Jesus Christ is a central part of the Christian faith.
His wondrous birth in A.D. 0 marked a significant change in our historical calendar from B.C.,  before Christ,  to A.D., the year of our Lord.
But who was Jesus?
Christians throughout the world believe Him to be the Son of God. He has been given many different titles which help us understand more about who He is and His importance to Christians. Immanuel is one such title, it means 'God with us'. Messiah is another title meaning 'anointed by God'.  The suffering Servant, another name, proclaimed by a prophet centuries before his birth, showing the kind of life that Jesus was to live on Earth.
Jesus was God’s final rescue plan for mankind: God in human form sent to earth, born in very humble circumstances, experiencing very human emotions and life experiences. His mission: to live out God's love for all people, and to enrol a group of followers to spread this Good News to the world.
From a very early age Jesus knew his vocation. Together with a small group of followers he travelled around bringing peace, healing and forgiveness into the lives of many. To some religious leaders he seemed revolutionary as he often spent time with the poor, the weak and the socially unacceptable. He preached new commandments to love and care for others and shared with the people insights of his heavenly Father.
Jesus’ love for others led Him to his death. He was crucified in the place of a criminal, although he did no wrong. Jesus died in our place: He took upon himself all the bad things of human nature and mended the broken relationship between humankind and God. However, he did not stay dead! His resurrection brings life to us all and hope of an eternal future.
The words of the following hymn sum it up so well:
“You laid aside your majesty, gave up everything for me, suffered at the hands of those you had created. You took all my guilt and shame when You died and rose again. Now today you reign in heaven and earth exalted.”
Jesus died for us all; He is God with us, bringing healing, acceptance and love to our broken world.

The God of the Christian faith is continually reaching out to his world and seeking to bring us into a relationship with him and to give us a place in his family – this is God's mission. The church is called to play a part in God’s mission in the world.
In the Parish of Solihull we believe that we are called to engage with the world. We aim to share the good news of Jesus with everyone and to invite and welcome all people into the life of the church. We are doing this in many ways across the parish, particularly in our work with children and young people, schools, families and adult learning. We also make connections with people of all ages and backgrounds through our many social events, groups and life events such as baptisms, weddings and funerals. In all these areas our aim is to show God's love to those we meet, both in word and action.


Going for Growth
Our Going for Growth initiative helps us to focus our work and activities in the Parish. This helps us to welcome all people into the life of the church and to help them grow in a relationship with God.
The parish-wide initiative involves all our congregations in developing themselves towards the goal of being true apostles of Jesus. They are keen to welcome new people, and to help them to join in with parish activities. Some are also active in encouraging people to move ahead in their spiritual journey by facilitating short courses, or acting as lay ministers.

In the Parish of Solihull, we aim to accompany others on their journey to faith and to walk alongside them. Our aim is to share with others the good news of Jesus and the welcome, forgiveness and acceptance which God offers to all. Our task is to share with others what we have found, and to invite others to come and discover it too.
As members of the church we are called to participate in God's mission in the world.

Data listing
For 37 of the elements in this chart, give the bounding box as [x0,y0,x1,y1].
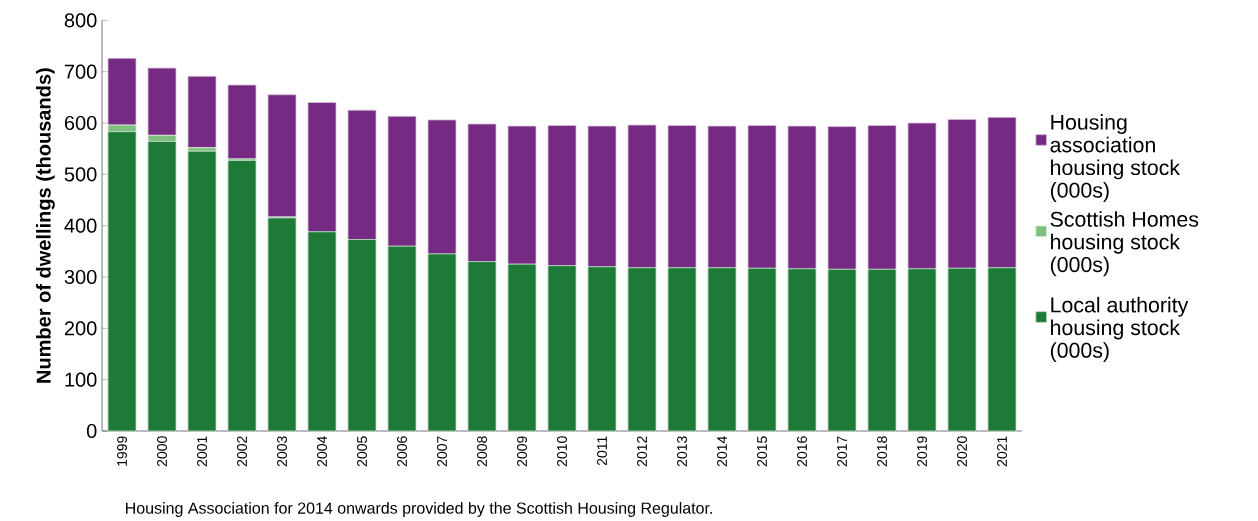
y-tick-label: 500 [64,167,97,182]
legend-label: Scottish Homes housing stock (000s) [1050,210,1199,277]
x-tick-label: 2021 [997,436,1007,466]
y-tick-label: 300 [64,269,97,284]
x-tick-label: 2008 [477,436,487,466]
x-tick-label: 2004 [317,435,327,466]
x-tick-label: 2019 [917,436,927,466]
x-tick-label: 1999 [117,436,127,466]
x-tick-label: 2018 [877,436,887,466]
y-axis-title: Number of dwellings (thousands) [36,68,55,383]
x-tick-label: 2017 [837,436,847,466]
legend-label: Local authority housing stock (000s) [1050,296,1189,362]
x-tick-label: 2002 [237,436,247,466]
x-tick-label: 2010 [557,436,567,466]
x-tick-label: 2001 [197,436,207,466]
x-tick-label: 2016 [797,436,807,466]
x-tick-label: 2003 [277,436,287,466]
x-tick-label: 2005 [357,436,367,466]
x-tick-label: 2013 [677,436,687,466]
y-tick-label: 200 [64,321,97,336]
x-tick-label: 2006 [397,436,407,466]
x-tick-label: 2009 [517,436,527,466]
x-tick-label: 2011 [597,436,607,465]
legend-label: Housing association housing stock (000s) [1050,113,1181,202]
text: Housing Association for 2014 onwards provided by the Scottish Housing Regulator. [126,501,712,517]
x-tick-label: 2020 [957,436,967,466]
x-tick-label: 2012 [637,436,647,466]
y-tick-label: 700 [64,64,97,79]
x-tick-label: 2000 [157,436,167,466]
y-tick-label: 400 [64,218,97,233]
y-tick-label: 600 [64,115,97,130]
x-tick-label: 2015 [757,436,767,466]
y-tick-label: 0 [86,423,97,438]
y-tick-label: 800 [64,13,97,28]
x-tick-label: 2014 [717,435,727,466]
y-tick-label: 100 [65,372,97,387]
x-tick-label: 2007 [437,436,447,466]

* **What to work on**
#1 According to the parish text on Jesus, why did Jesus seem revolutionary to some religious leaders? Answer in one or two sentences.
#2 Answer these questions from the parish text on Jesus:
(a) What does the title Immanuel mean?
(b) Which life events does the parish name as ways it connects with people?
(c) Besides facilitating short courses, what do some congregation members do to encourage people in their spiritual journey?
#3 Continue the parish text on Jesus past its final sentence.

* **Answer set**
#1 To some religious leaders, Jesus seemed revolutionary because he often spent time with the poor, the weak and the socially unacceptable.

#2
(a) 'God with us'
(b) Baptisms, weddings and funerals
(c) They act as lay ministers.

#3
This involves:
  • being part of a community where members are cared for and grow in love and faith;
  • engaging with the world to help others to discover a relationship with God.
These two elements shape our Parish-wide mission initiative, 'Going for Growth'.
But what do we mean by 'growth'?
  • Taking seriously our call to be God's people and deepening in our faith
  • Helping others to grow in a relationship with God and to become part of the life of the church
  • Welcoming all people and sharing with them the good news of Jesus
A key element of Going for Growth is the Cycle of Growth which helps us to understand the journey into faith which each of us makes.
  • Initial contact is made, perhaps through a friendship or a church event;
  • This leads to opportunities for nurture and learning about the Christian faith, which might happen through an adult learning course such as Just Explore
  • Later, the individual comes to a point of Christian commitment, such as baptism or confirmation
  • As the individual grows in faith, there will be a growing confidence and desire to share the faith with others.
Going for Growth is about developing the faith of those who are already part of our worshipping community. To help in this process, an event called Fan the Flame was run for five weeks before Easter 2008.
The next stage in Going for Growth was the setting up of new House Groups, renamed Growth Groups, during Lent 2009. These groups worked through a common course in five parts.
Although Going for Growth is a new initiative, we are already seeing new and exciting things happening in the Parish.
However, Going for Growth is not simply about more activity and becoming busier people. If we are to grow in our own faith, each of us must be willing to make space for the new things which God has in store for us. Perhaps it is now time to begin to ask God where he wants to lead you on your journey of faith?

Seeking God
Who is God? Ask a thousand people, get a thousand answers. But people really do want to know: throughout history, people have always searched for God. It’s as though there's a God-shaped hole in all of us.
Some of us try to fill that eternal hole with material possessions, some with alcohol, some with relationships or sport. But these things, however enjoyable, can’t fill the hole—and that’s why, ultimately, they can never satisfy us. We always want more.
Some fill the hole with the right ‘peg’, God himself, and find that God fits perfectly. That’s when we discover ‘the peace… which transcends all understanding’ as the Bible puts it.
When you open your heart to God, then God himself will tell you who he is.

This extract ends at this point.